GIVEN TASK
Pull every line containing the word "currently" from the records.
━━━━━━━━━━━━━━━━
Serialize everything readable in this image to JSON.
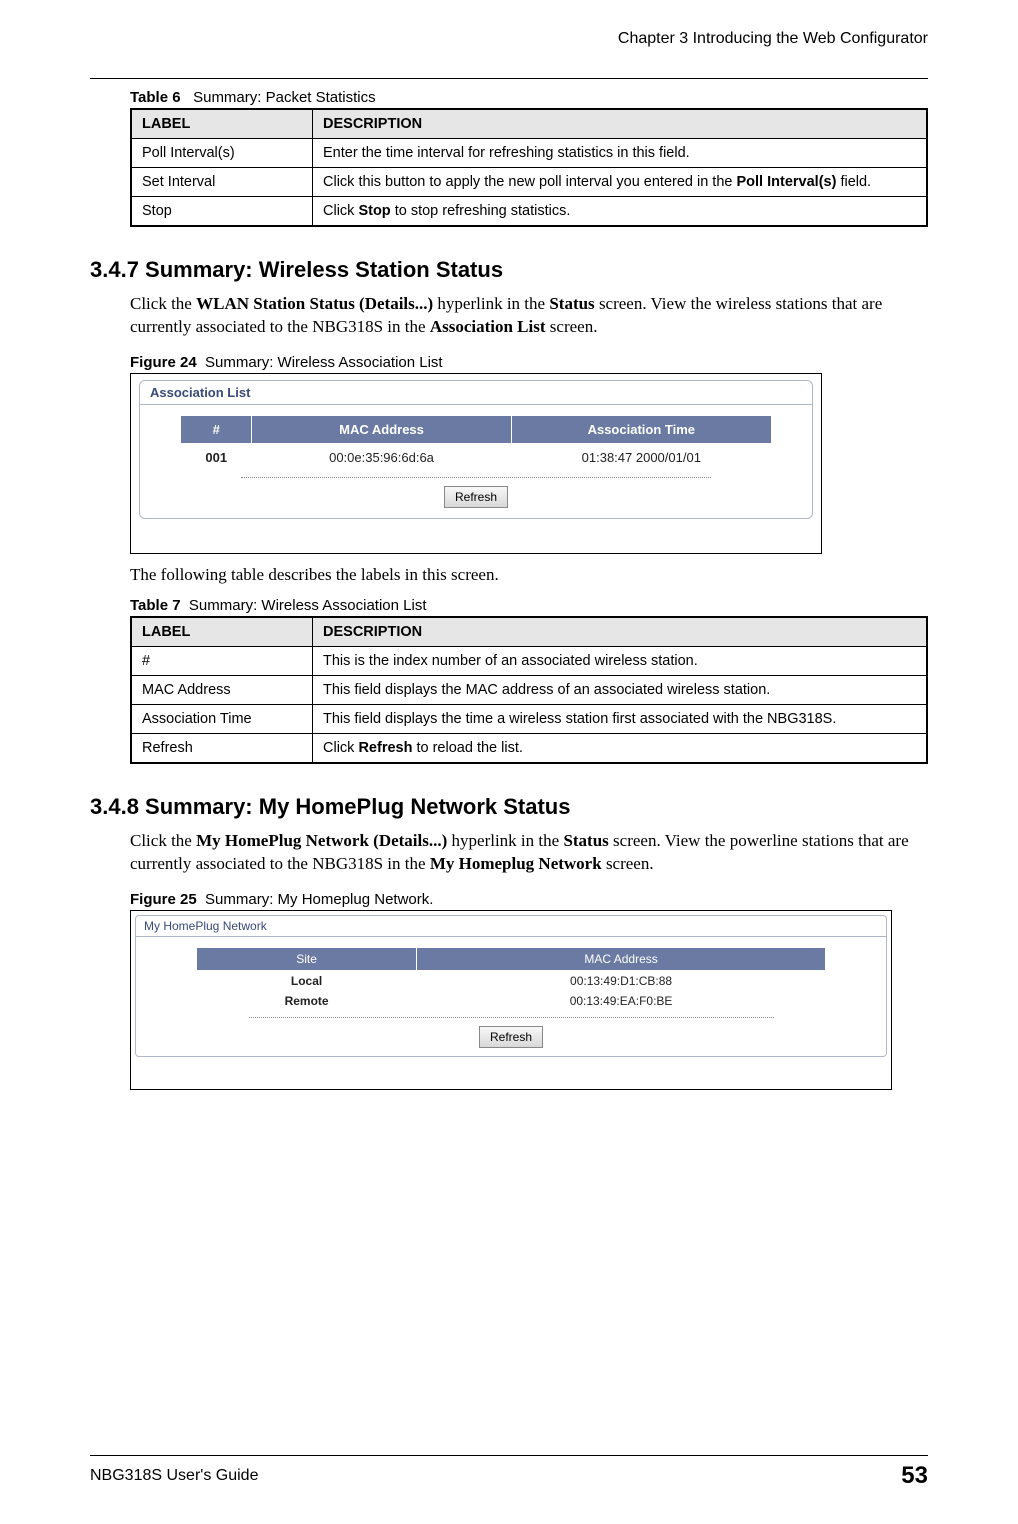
{
  "header": {
    "chapter": "Chapter 3 Introducing the Web Configurator"
  },
  "table6": {
    "caption_prefix": "Table 6",
    "caption_text": "Summary: Packet Statistics",
    "header_label": "LABEL",
    "header_desc": "DESCRIPTION",
    "rows": [
      {
        "label": "Poll Interval(s)",
        "desc": "Enter the time interval for refreshing statistics in this field."
      },
      {
        "label": "Set Interval",
        "desc_pre": "Click this button to apply the new poll interval you entered in the ",
        "desc_bold": "Poll Interval(s)",
        "desc_post": " field."
      },
      {
        "label": "Stop",
        "desc_pre": "Click ",
        "desc_bold": "Stop",
        "desc_post": " to stop refreshing statistics."
      }
    ]
  },
  "section347": {
    "title": "3.4.7  Summary: Wireless Station Status",
    "para_parts": {
      "p1": "Click the ",
      "b1": "WLAN Station Status (Details...)",
      "p2": " hyperlink in the ",
      "b2": "Status",
      "p3": " screen. View the wireless stations that are currently associated to the NBG318S in the ",
      "b3": "Association List",
      "p4": " screen."
    }
  },
  "figure24": {
    "caption_prefix": "Figure 24",
    "caption_text": "Summary: Wireless Association List",
    "panel_title": "Association List",
    "cols": {
      "idx": "#",
      "mac": "MAC Address",
      "assoc": "Association Time"
    },
    "row": {
      "idx": "001",
      "mac": "00:0e:35:96:6d:6a",
      "assoc": "01:38:47 2000/01/01"
    },
    "refresh_btn": "Refresh"
  },
  "table7_intro": "The following table describes the labels in this screen.",
  "table7": {
    "caption_prefix": "Table 7",
    "caption_text": "Summary: Wireless Association List",
    "header_label": "LABEL",
    "header_desc": "DESCRIPTION",
    "rows": [
      {
        "label": "#",
        "desc": "This is the index number of an associated wireless station."
      },
      {
        "label": "MAC Address",
        "desc": "This field displays the MAC address of an associated wireless station."
      },
      {
        "label": "Association Time",
        "desc": "This field displays the time a wireless station first associated with the NBG318S."
      },
      {
        "label": "Refresh",
        "desc_pre": "Click ",
        "desc_bold": "Refresh",
        "desc_post": " to reload the list."
      }
    ]
  },
  "section348": {
    "title": "3.4.8  Summary: My HomePlug Network Status",
    "para_parts": {
      "p1": "Click the ",
      "b1": "My HomePlug Network (Details...)",
      "p2": " hyperlink in the ",
      "b2": "Status",
      "p3": " screen. View the powerline stations that are currently associated to the NBG318S in the ",
      "b3": "My Homeplug Network",
      "p4": " screen."
    }
  },
  "figure25": {
    "caption_prefix": "Figure 25",
    "caption_text": "Summary: My Homeplug Network.",
    "panel_title": "My HomePlug Network",
    "cols": {
      "site": "Site",
      "mac": "MAC Address"
    },
    "rows": [
      {
        "site": "Local",
        "mac": "00:13:49:D1:CB:88"
      },
      {
        "site": "Remote",
        "mac": "00:13:49:EA:F0:BE"
      }
    ],
    "refresh_btn": "Refresh"
  },
  "footer": {
    "guide": "NBG318S User's Guide",
    "page": "53"
  }
}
━━━━━━━━━━━━━━━━
RESULT BELOW
      "p3": " screen. View the wireless stations that are currently associated to the NBG318S in the ",
      "p3": " screen. View the powerline stations that are currently associated to the NBG318S in the ",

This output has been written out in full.